● Problem details: Everything in the data should be repeated exactly, save for the images.

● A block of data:
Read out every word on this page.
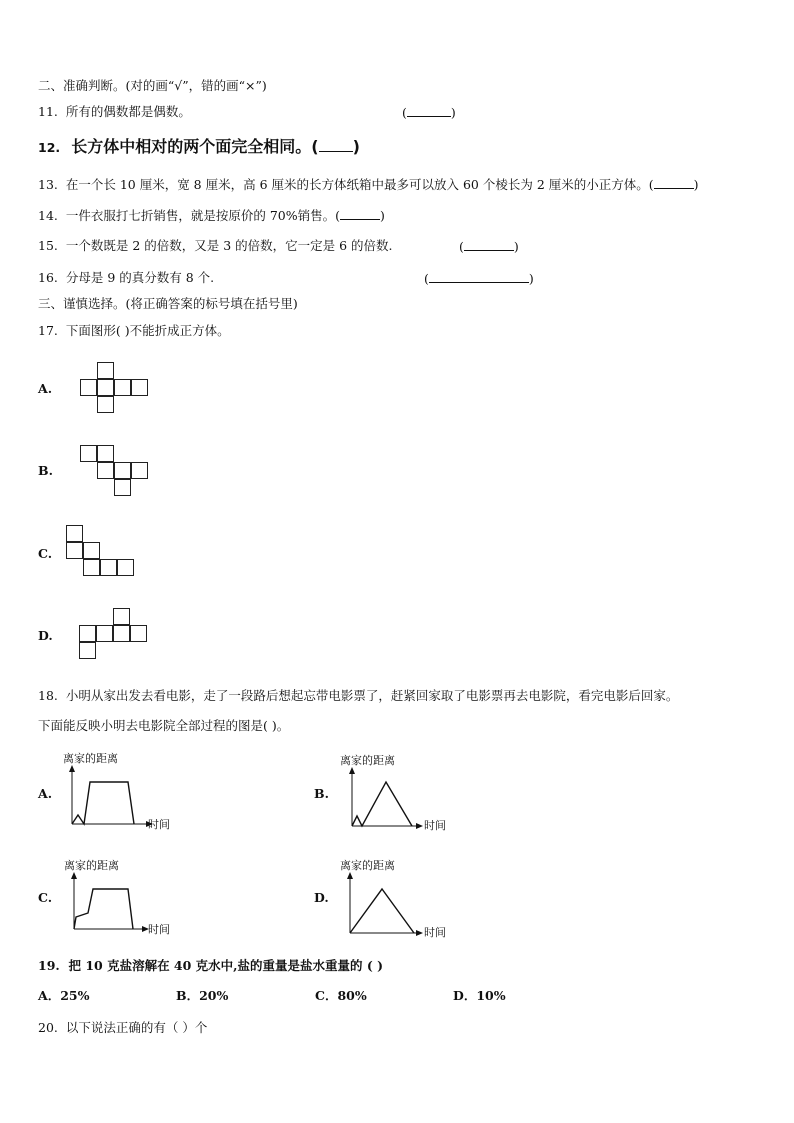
二、准确判断。(对的画“√”，错的画“×”)
11. 所有的偶数都是偶数。	(	)
12. 长方体中相对的两个面完全相同。( )
13. 在一个长 10 厘米，宽 8 厘米，高 6 厘米的长方体纸箱中最多可以放入 60 个棱长为 2 厘米的小正方体。(	)
14. 一件衣服打七折销售，就是按原价的 70%销售。(	)
15. 一个数既是 2 的倍数，又是 3 的倍数，它一定是 6 的倍数.	(	)
16. 分母是 9 的真分数有 8 个.	(	)
三、谨慎选择。(将正确答案的标号填在括号里)
17. 下面图形( )不能折成正方体。
A.
B.
C.
D.
18. 小明从家出发去看电影，走了一段路后想起忘带电影票了，赶紧回家取了电影票再去电影院，看完电影后回家。
下面能反映小明去电影院全部过程的图是( )。
A.
离家的距离
时间
B.
离家的距离
时间
C.
离家的距离
时间
D.
离家的距离
时间
19. 把 10 克盐溶解在 40 克水中,盐的重量是盐水重量的 ( )
A．25%	B．20%	C．80%	D．10%
20. 以下说法正确的有（ ）个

● Final answer:
Read out every word on this page.
二、准确判断。(对的画“√”，错的画“×”)
11. 所有的偶数都是偶数。	(	)
12. 长方体中相对的两个面完全相同。( )
13. 在一个长 10 厘米，宽 8 厘米，高 6 厘米的长方体纸箱中最多可以放入 60 个棱长为 2 厘米的小正方体。(	)
14. 一件衣服打七折销售，就是按原价的 70%销售。(	)
15. 一个数既是 2 的倍数，又是 3 的倍数，它一定是 6 的倍数.	(	)
16. 分母是 9 的真分数有 8 个.	(	)
三、谨慎选择。(将正确答案的标号填在括号里)
17. 下面图形( )不能折成正方体。
A.
B.
C.
D.
18. 小明从家出发去看电影，走了一段路后想起忘带电影票了，赶紧回家取了电影票再去电影院，看完电影后回家。
下面能反映小明去电影院全部过程的图是( )。
A.
离家的距离
时间
B.
离家的距离
时间
C.
离家的距离
时间
D.
离家的距离
时间
19. 把 10 克盐溶解在 40 克水中,盐的重量是盐水重量的 ( )
A．25%	B．20%	C．80%	D．10%
20. 以下说法正确的有（ ）个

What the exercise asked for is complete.